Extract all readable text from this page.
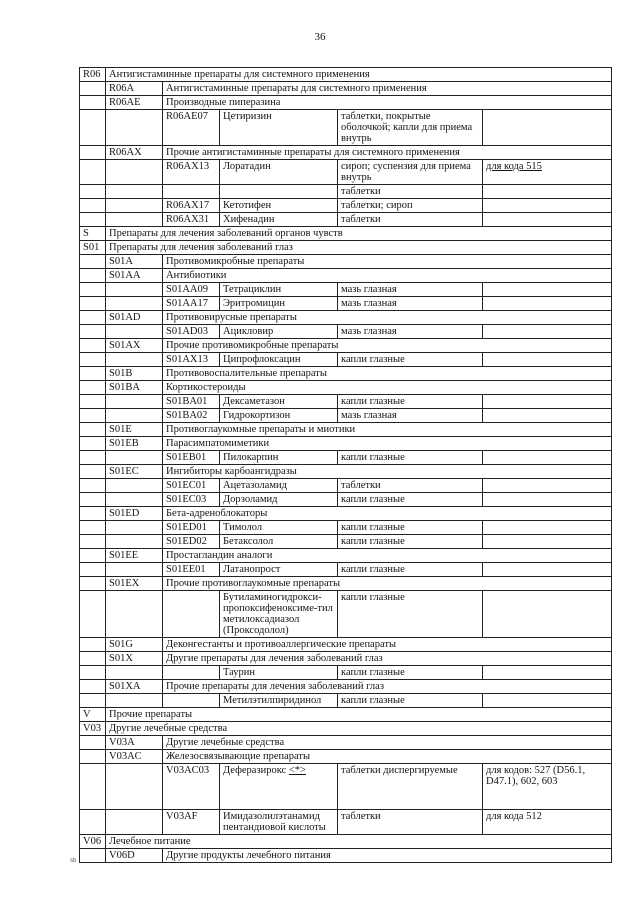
36
R06	Антигистаминные препараты для системного применения				
	R06A	Антигистаминные препараты для системного применения			
	R06AE	Производные пиперазина			
		R06AE07	Цетиризин	таблетки, покрытые оболочкой; капли для приема внутрь	
	R06AX	Прочие антигистаминные препараты для системного применения			
		R06AX13	Лоратадин	сироп; суспензия для приема внутрь	для кода 515
				таблетки	
		R06AX17	Кетотифен	таблетки; сироп	
		R06AX31	Хифенадин	таблетки	
S	Препараты для лечения заболеваний органов чувств				
S01	Препараты для лечения заболеваний глаз				
	S01A	Противомикробные препараты			
	S01AA	Антибиотики			
		S01AA09	Тетрациклин	мазь глазная	
		S01AA17	Эритромицин	мазь глазная	
	S01AD	Противовирусные препараты			
		S01AD03	Ацикловир	мазь глазная	
	S01AX	Прочие противомикробные препараты			
		S01AX13	Ципрофлоксацин	капли глазные	
	S01B	Противовоспалительные препараты			
	S01BA	Кортикостероиды			
		S01BA01	Дексаметазон	капли глазные	
		S01BA02	Гидрокортизон	мазь глазная	
	S01E	Противоглаукомные препараты и миотики			
	S01EB	Парасимпатомиметики			
		S01EB01	Пилокарпин	капли глазные	
	S01EC	Ингибиторы карбоангидразы			
		S01EC01	Ацетазоламид	таблетки	
		S01EC03	Дорзоламид	капли глазные	
	S01ED	Бета-адреноблокаторы			
		S01ED01	Тимолол	капли глазные	
		S01ED02	Бетаксолол	капли глазные	
	S01EE	Простагландин аналоги			
		S01EE01	Латанопрост	капли глазные	
	S01EX	Прочие противоглаукомные препараты			
			Бутиламиногидрокси-пропоксифеноксиме-тил метилоксадиазол (Проксодолол)	капли глазные	
	S01G	Деконгестанты и противоаллергические препараты			
	S01X	Другие препараты для лечения заболеваний глаз			
			Таурин	капли глазные	
	S01XA	Прочие препараты для лечения заболеваний глаз			
			Метилэтилпиридинол	капли глазные	
V	Прочие препараты				
V03	Другие лечебные средства				
	V03A	Другие лечебные средства			
	V03AC	Железосвязывающие препараты			
		V03AC03	Деферазирокс <*>	таблетки диспергируемые	для кодов: 527 (D56.1, D47.1), 602, 603
		V03AF	Имидазолилэтанамид пентандиовой кислоты	таблетки	для кода 512
V06	Лечебное питание				
	V06D	Другие продукты лечебного питания			
sb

================

> _GOAL OF THE EXERCISE_:
Transcribe the records word for word and include no pictures.

> _RESPONSE TO THE EXERCISE_:
Extract all readable text from this page.
36
R06	Антигистаминные препараты для системного применения				
	R06A	Антигистаминные препараты для системного применения			
	R06AE	Производные пиперазина			
		R06AE07	Цетиризин	таблетки, покрытые оболочкой; капли для приема внутрь	
	R06AX	Прочие антигистаминные препараты для системного применения			
		R06AX13	Лоратадин	сироп; суспензия для приема внутрь	для кода 515
				таблетки	
		R06AX17	Кетотифен	таблетки; сироп	
		R06AX31	Хифенадин	таблетки	
S	Препараты для лечения заболеваний органов чувств				
S01	Препараты для лечения заболеваний глаз				
	S01A	Противомикробные препараты			
	S01AA	Антибиотики			
		S01AA09	Тетрациклин	мазь глазная	
		S01AA17	Эритромицин	мазь глазная	
	S01AD	Противовирусные препараты			
		S01AD03	Ацикловир	мазь глазная	
	S01AX	Прочие противомикробные препараты			
		S01AX13	Ципрофлоксацин	капли глазные	
	S01B	Противовоспалительные препараты			
	S01BA	Кортикостероиды			
		S01BA01	Дексаметазон	капли глазные	
		S01BA02	Гидрокортизон	мазь глазная	
	S01E	Противоглаукомные препараты и миотики			
	S01EB	Парасимпатомиметики			
		S01EB01	Пилокарпин	капли глазные	
	S01EC	Ингибиторы карбоангидразы			
		S01EC01	Ацетазоламид	таблетки	
		S01EC03	Дорзоламид	капли глазные	
	S01ED	Бета-адреноблокаторы			
		S01ED01	Тимолол	капли глазные	
		S01ED02	Бетаксолол	капли глазные	
	S01EE	Простагландин аналоги			
		S01EE01	Латанопрост	капли глазные	
	S01EX	Прочие противоглаукомные препараты			
			Бутиламиногидрокси-пропоксифеноксиме-тил метилоксадиазол (Проксодолол)	капли глазные	
	S01G	Деконгестанты и противоаллергические препараты			
	S01X	Другие препараты для лечения заболеваний глаз			
			Таурин	капли глазные	
	S01XA	Прочие препараты для лечения заболеваний глаз			
			Метилэтилпиридинол	капли глазные	
V	Прочие препараты				
V03	Другие лечебные средства				
	V03A	Другие лечебные средства			
	V03AC	Железосвязывающие препараты			
		V03AC03	Деферазирокс <*>	таблетки диспергируемые	для кодов: 527 (D56.1, D47.1), 602, 603
		V03AF	Имидазолилэтанамид пентандиовой кислоты	таблетки	для кода 512
V06	Лечебное питание				
	V06D	Другие продукты лечебного питания			
sb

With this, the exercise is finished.